## DATA IN THIS EXERCISE
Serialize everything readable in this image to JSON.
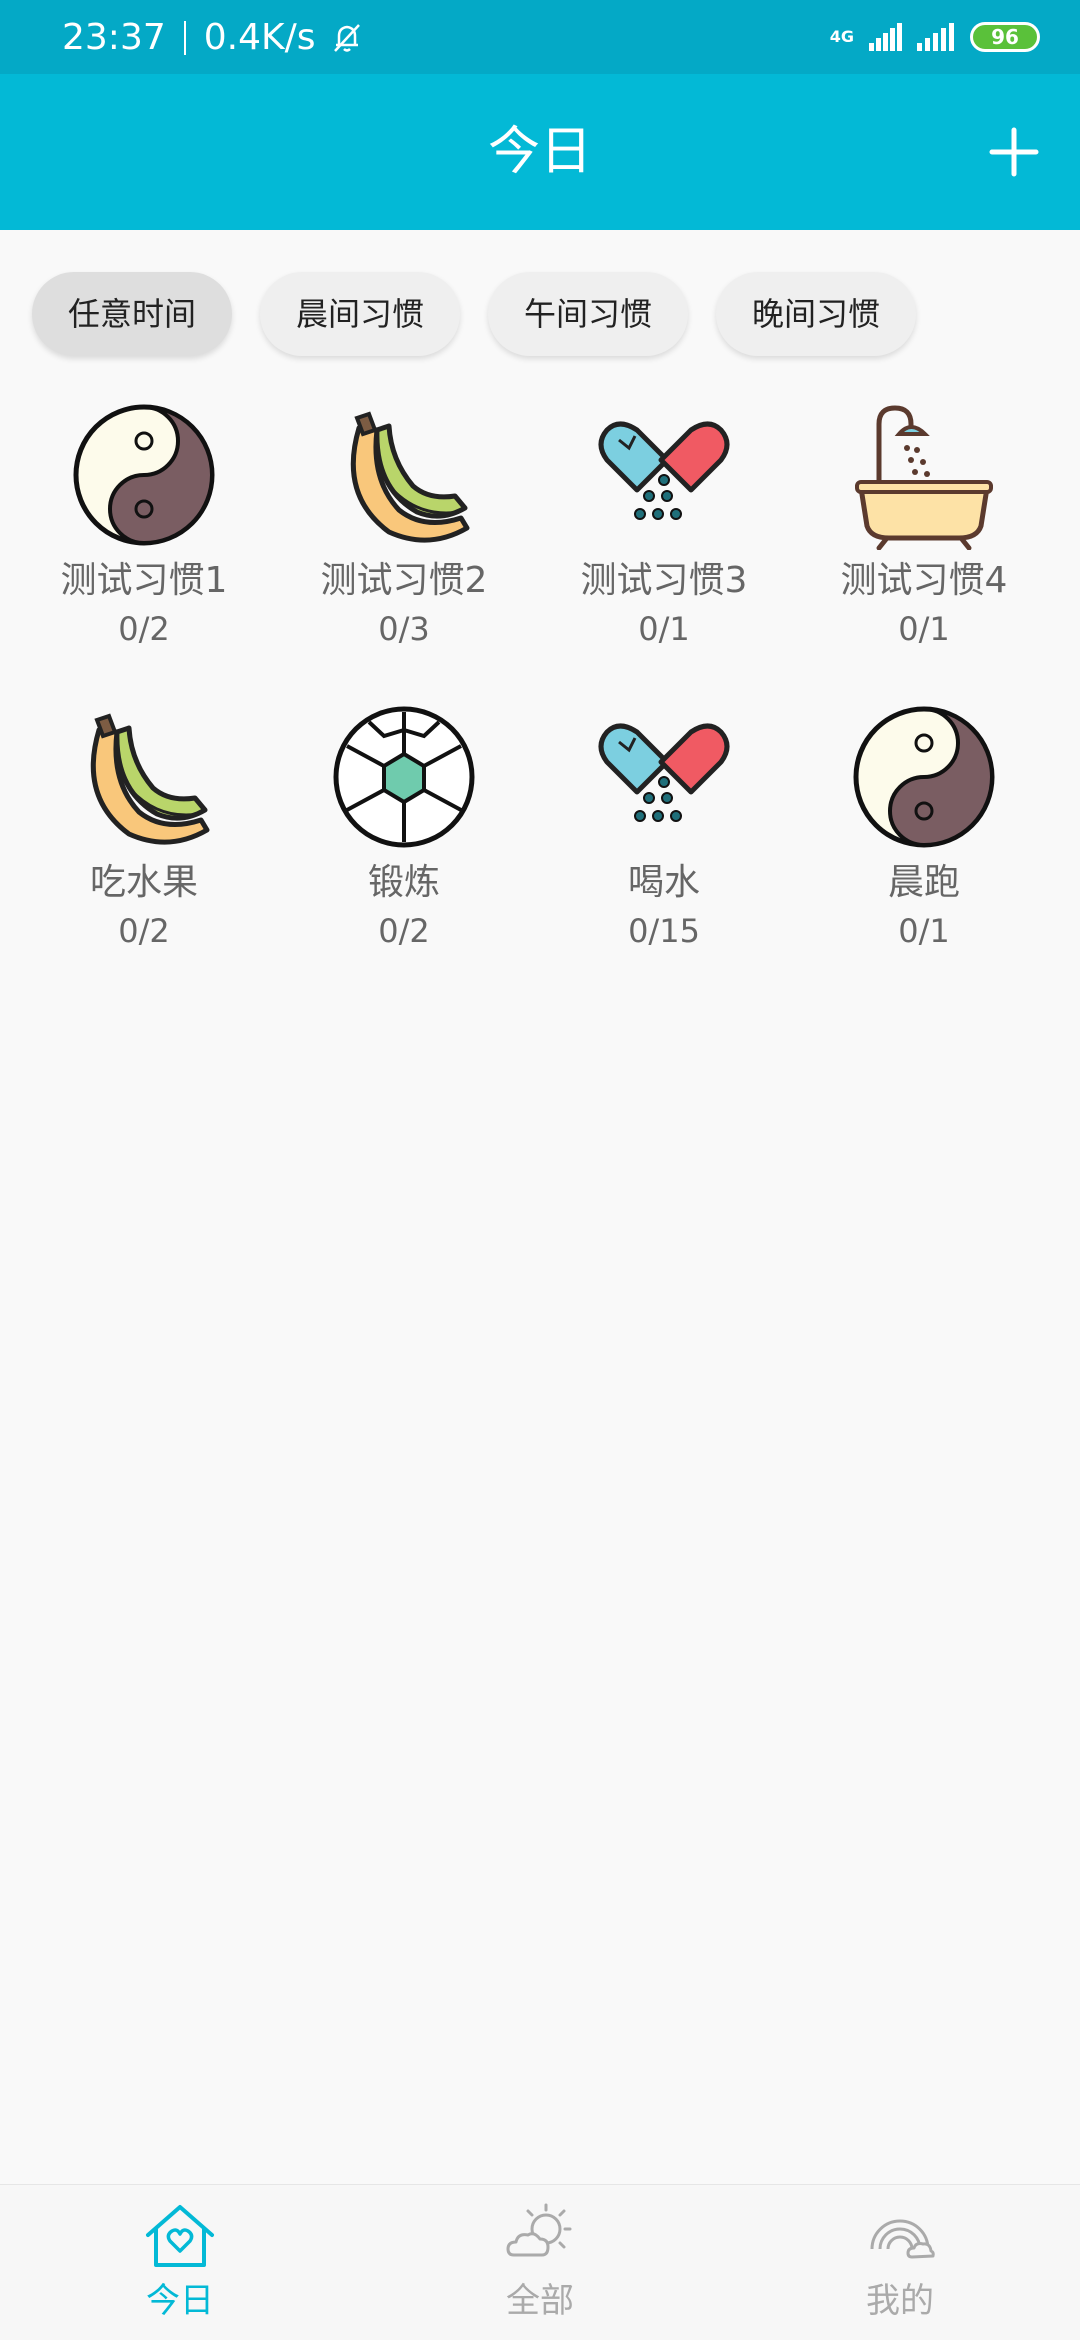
{
  "status": {
    "time": "23:37",
    "speed": "0.4K/s",
    "network": "4G",
    "battery": "96"
  },
  "header": {
    "title": "今日"
  },
  "filters": [
    {
      "label": "任意时间",
      "active": true
    },
    {
      "label": "晨间习惯",
      "active": false
    },
    {
      "label": "午间习惯",
      "active": false
    },
    {
      "label": "晚间习惯",
      "active": false
    }
  ],
  "habits": [
    {
      "name": "测试习惯1",
      "count": "0/2",
      "icon": "yin-yang-icon"
    },
    {
      "name": "测试习惯2",
      "count": "0/3",
      "icon": "banana-icon"
    },
    {
      "name": "测试习惯3",
      "count": "0/1",
      "icon": "pills-icon"
    },
    {
      "name": "测试习惯4",
      "count": "0/1",
      "icon": "bathtub-icon"
    },
    {
      "name": "吃水果",
      "count": "0/2",
      "icon": "banana-icon"
    },
    {
      "name": "锻炼",
      "count": "0/2",
      "icon": "soccer-ball-icon"
    },
    {
      "name": "喝水",
      "count": "0/15",
      "icon": "pills-icon"
    },
    {
      "name": "晨跑",
      "count": "0/1",
      "icon": "yin-yang-icon"
    }
  ],
  "nav": [
    {
      "label": "今日",
      "icon": "home-heart-icon",
      "active": true
    },
    {
      "label": "全部",
      "icon": "sun-cloud-icon",
      "active": false
    },
    {
      "label": "我的",
      "icon": "rainbow-icon",
      "active": false
    }
  ],
  "colors": {
    "primary": "#03b9d6",
    "status_bar": "#04a9c6",
    "background": "#f9f9f9"
  }
}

## DIRECTION
Collect every line above that contains the word "icon".

## RIGHT ANSWER
      "icon": "yin-yang-icon"
      "icon": "banana-icon"
      "icon": "pills-icon"
      "icon": "bathtub-icon"
      "icon": "banana-icon"
      "icon": "soccer-ball-icon"
      "icon": "pills-icon"
      "icon": "yin-yang-icon"
      "icon": "home-heart-icon",
      "icon": "sun-cloud-icon",
      "icon": "rainbow-icon",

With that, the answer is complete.